* START DATA SUPPLIED *
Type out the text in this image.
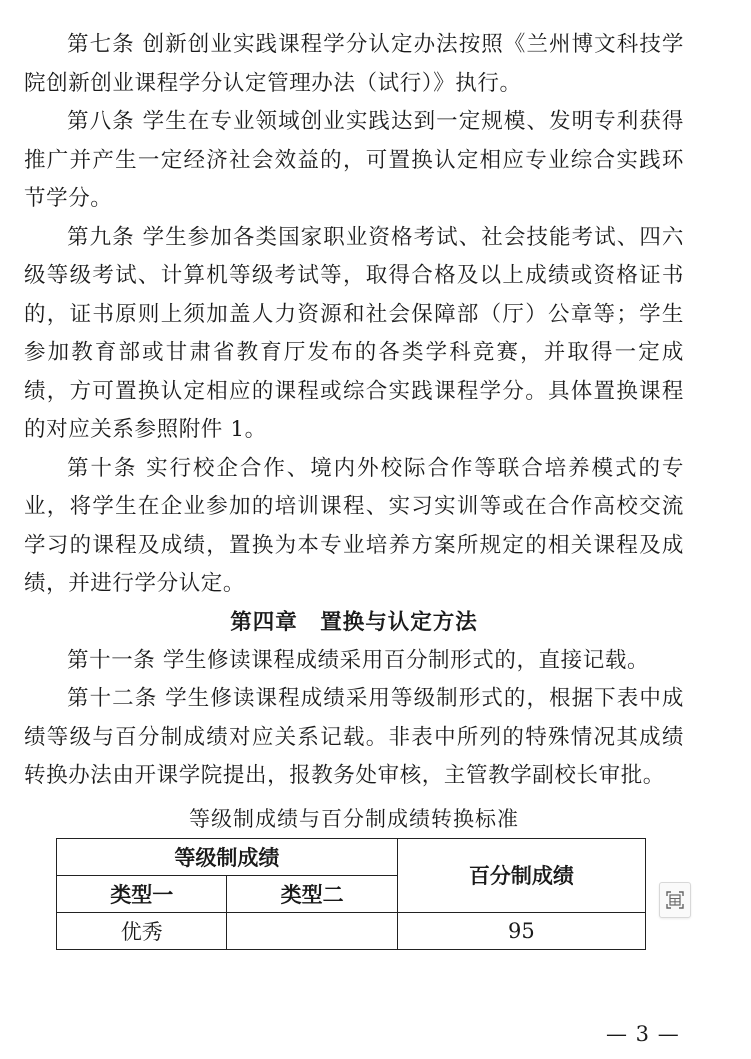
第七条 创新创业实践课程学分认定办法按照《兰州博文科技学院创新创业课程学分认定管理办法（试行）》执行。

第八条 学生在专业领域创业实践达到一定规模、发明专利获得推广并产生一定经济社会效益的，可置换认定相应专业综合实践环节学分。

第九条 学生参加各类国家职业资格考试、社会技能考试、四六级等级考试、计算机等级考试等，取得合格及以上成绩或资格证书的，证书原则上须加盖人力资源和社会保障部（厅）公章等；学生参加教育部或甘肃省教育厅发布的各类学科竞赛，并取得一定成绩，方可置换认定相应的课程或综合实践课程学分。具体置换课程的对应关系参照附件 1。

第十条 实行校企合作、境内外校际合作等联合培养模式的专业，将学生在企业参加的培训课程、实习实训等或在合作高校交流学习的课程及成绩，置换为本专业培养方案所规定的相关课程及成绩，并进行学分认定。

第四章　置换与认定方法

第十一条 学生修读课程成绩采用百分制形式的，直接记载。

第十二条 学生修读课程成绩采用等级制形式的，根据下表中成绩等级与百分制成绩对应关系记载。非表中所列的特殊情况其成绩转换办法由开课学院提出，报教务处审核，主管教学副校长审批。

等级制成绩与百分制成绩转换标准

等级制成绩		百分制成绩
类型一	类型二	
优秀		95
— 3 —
* END DATA SUPPLIED *
- **WORK INSTRUCTIONS**
Give an exact copy of the material, leaving out every picture.

- **RESULT OF THIS TASK**
Type out the text in this image.
第七条 创新创业实践课程学分认定办法按照《兰州博文科技学院创新创业课程学分认定管理办法（试行）》执行。

第八条 学生在专业领域创业实践达到一定规模、发明专利获得推广并产生一定经济社会效益的，可置换认定相应专业综合实践环节学分。

第九条 学生参加各类国家职业资格考试、社会技能考试、四六级等级考试、计算机等级考试等，取得合格及以上成绩或资格证书的，证书原则上须加盖人力资源和社会保障部（厅）公章等；学生参加教育部或甘肃省教育厅发布的各类学科竞赛，并取得一定成绩，方可置换认定相应的课程或综合实践课程学分。具体置换课程的对应关系参照附件 1。

第十条 实行校企合作、境内外校际合作等联合培养模式的专业，将学生在企业参加的培训课程、实习实训等或在合作高校交流学习的课程及成绩，置换为本专业培养方案所规定的相关课程及成绩，并进行学分认定。

第四章　置换与认定方法

第十一条 学生修读课程成绩采用百分制形式的，直接记载。

第十二条 学生修读课程成绩采用等级制形式的，根据下表中成绩等级与百分制成绩对应关系记载。非表中所列的特殊情况其成绩转换办法由开课学院提出，报教务处审核，主管教学副校长审批。

等级制成绩与百分制成绩转换标准

等级制成绩		百分制成绩
类型一	类型二	
优秀		95
— 3 —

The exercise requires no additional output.